* [SET TASK]: Copy out each line of the material in which the word "name" appears.

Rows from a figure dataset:
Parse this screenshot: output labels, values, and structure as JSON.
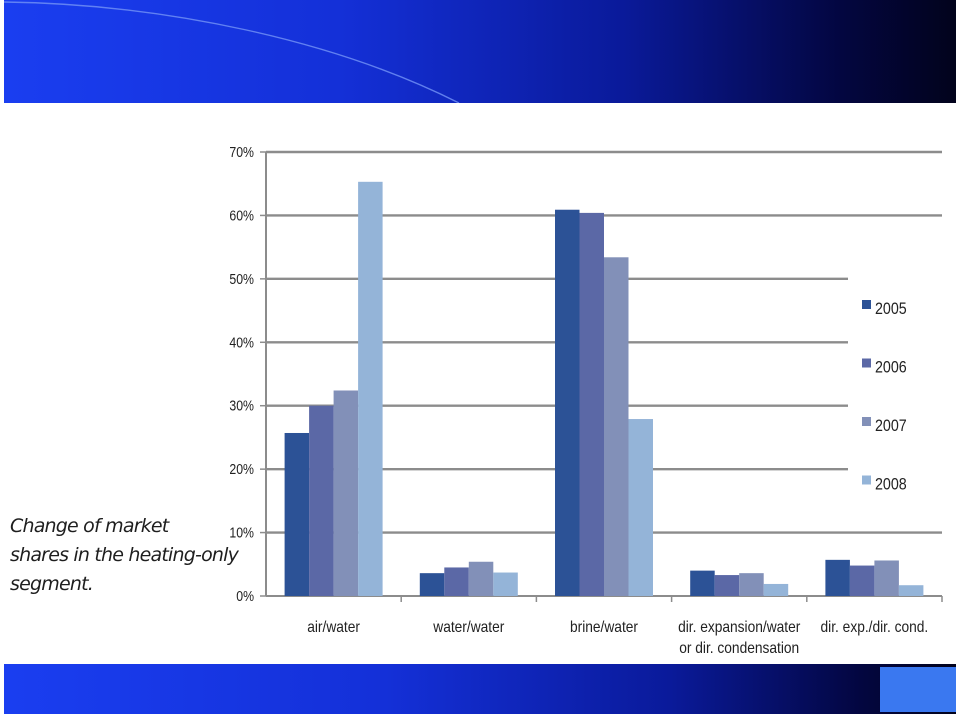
{
  "caption": {
    "lines": [
      "Change of market",
      "shares in the heating-only",
      "segment."
    ]
  },
  "chart_data": {
    "type": "bar",
    "title": "",
    "xlabel": "",
    "ylabel": "",
    "ylim": [
      0,
      70
    ],
    "yticks": [
      "0%",
      "10%",
      "20%",
      "30%",
      "40%",
      "50%",
      "60%",
      "70%"
    ],
    "grid": true,
    "legend_position": "right",
    "categories": [
      "air/water",
      "water/water",
      "brine/water",
      "dir. expansion/water or dir. condensation",
      "dir. exp./dir. cond."
    ],
    "category_label_lines": [
      [
        "air/water"
      ],
      [
        "water/water"
      ],
      [
        "brine/water"
      ],
      [
        "dir. expansion/water",
        "or dir. condensation"
      ],
      [
        "dir. exp./dir. cond."
      ]
    ],
    "series": [
      {
        "name": "2005",
        "color": "#2c5296",
        "values": [
          25.7,
          3.6,
          60.9,
          4.0,
          5.7
        ]
      },
      {
        "name": "2006",
        "color": "#5b68a6",
        "values": [
          30.0,
          4.5,
          60.4,
          3.3,
          4.8
        ]
      },
      {
        "name": "2007",
        "color": "#8290b8",
        "values": [
          32.4,
          5.4,
          53.4,
          3.6,
          5.6
        ]
      },
      {
        "name": "2008",
        "color": "#94b4d8",
        "values": [
          65.3,
          3.7,
          27.9,
          1.9,
          1.7
        ]
      }
    ]
  }
}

* [FINISHED TASK]:
        "name": "2005",
        "name": "2006",
        "name": "2007",
        "name": "2008",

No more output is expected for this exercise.